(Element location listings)

----------------

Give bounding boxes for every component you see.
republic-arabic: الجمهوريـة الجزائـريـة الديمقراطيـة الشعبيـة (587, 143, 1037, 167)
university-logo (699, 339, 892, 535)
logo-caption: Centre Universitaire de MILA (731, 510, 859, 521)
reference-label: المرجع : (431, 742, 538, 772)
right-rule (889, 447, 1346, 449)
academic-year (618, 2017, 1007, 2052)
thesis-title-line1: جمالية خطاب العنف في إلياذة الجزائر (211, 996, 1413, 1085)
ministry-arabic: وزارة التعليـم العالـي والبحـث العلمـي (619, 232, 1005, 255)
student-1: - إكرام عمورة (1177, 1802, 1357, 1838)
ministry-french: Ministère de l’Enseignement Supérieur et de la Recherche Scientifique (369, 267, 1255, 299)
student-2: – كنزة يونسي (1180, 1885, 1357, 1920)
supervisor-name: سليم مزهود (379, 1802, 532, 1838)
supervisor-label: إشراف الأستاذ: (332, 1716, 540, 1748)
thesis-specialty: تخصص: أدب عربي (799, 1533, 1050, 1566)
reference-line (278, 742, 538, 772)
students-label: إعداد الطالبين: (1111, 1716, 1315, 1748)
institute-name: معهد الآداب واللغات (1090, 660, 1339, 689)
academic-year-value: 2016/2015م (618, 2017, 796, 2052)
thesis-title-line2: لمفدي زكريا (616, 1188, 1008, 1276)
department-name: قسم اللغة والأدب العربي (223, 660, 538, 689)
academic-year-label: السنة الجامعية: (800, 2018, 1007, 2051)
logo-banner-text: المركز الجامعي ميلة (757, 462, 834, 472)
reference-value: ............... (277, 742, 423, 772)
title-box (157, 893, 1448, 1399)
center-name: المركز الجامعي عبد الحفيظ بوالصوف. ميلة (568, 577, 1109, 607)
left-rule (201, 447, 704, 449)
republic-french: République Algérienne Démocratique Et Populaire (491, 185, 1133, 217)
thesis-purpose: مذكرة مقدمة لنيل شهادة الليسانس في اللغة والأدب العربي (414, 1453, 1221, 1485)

----------------

Give every line of all the entries above as a numbered list, skipping any blank lines.

1. Give bounding boxes for every component you see.
2. republic-arabic: الجمهوريـة الجزائـريـة الديمقراطيـة الشعبيـة (587, 143, 1037, 167)
3. university-logo (699, 339, 892, 535)
4. logo-caption: Centre Universitaire de MILA (731, 510, 859, 521)
5. reference-label: المرجع : (431, 742, 538, 772)
6. right-rule (889, 447, 1346, 449)
7. academic-year (618, 2017, 1007, 2052)
8. thesis-title-line1: جمالية خطاب العنف في إلياذة الجزائر (211, 996, 1413, 1085)
9. ministry-arabic: وزارة التعليـم العالـي والبحـث العلمـي (619, 232, 1005, 255)
10. student-1: - إكرام عمورة (1177, 1802, 1357, 1838)
11. ministry-french: Ministère de l’Enseignement Supérieur et de la Recherche Scientifique (369, 267, 1255, 299)
12. student-2: – كنزة يونسي (1180, 1885, 1357, 1920)
13. supervisor-name: سليم مزهود (379, 1802, 532, 1838)
14. supervisor-label: إشراف الأستاذ: (332, 1716, 540, 1748)
15. thesis-specialty: تخصص: أدب عربي (799, 1533, 1050, 1566)
16. reference-line (278, 742, 538, 772)
17. students-label: إعداد الطالبين: (1111, 1716, 1315, 1748)
18. institute-name: معهد الآداب واللغات (1090, 660, 1339, 689)
19. academic-year-value: 2016/2015م (618, 2017, 796, 2052)
20. thesis-title-line2: لمفدي زكريا (616, 1188, 1008, 1276)
21. department-name: قسم اللغة والأدب العربي (223, 660, 538, 689)
22. academic-year-label: السنة الجامعية: (800, 2018, 1007, 2051)
23. logo-banner-text: المركز الجامعي ميلة (757, 462, 834, 472)
24. reference-value: ............... (277, 742, 423, 772)
25. title-box (157, 893, 1448, 1399)
26. center-name: المركز الجامعي عبد الحفيظ بوالصوف. ميلة (568, 577, 1109, 607)
27. left-rule (201, 447, 704, 449)
28. republic-french: République Algérienne Démocratique Et Populaire (491, 185, 1133, 217)
29. thesis-purpose: مذكرة مقدمة لنيل شهادة الليسانس في اللغة والأدب العربي (414, 1453, 1221, 1485)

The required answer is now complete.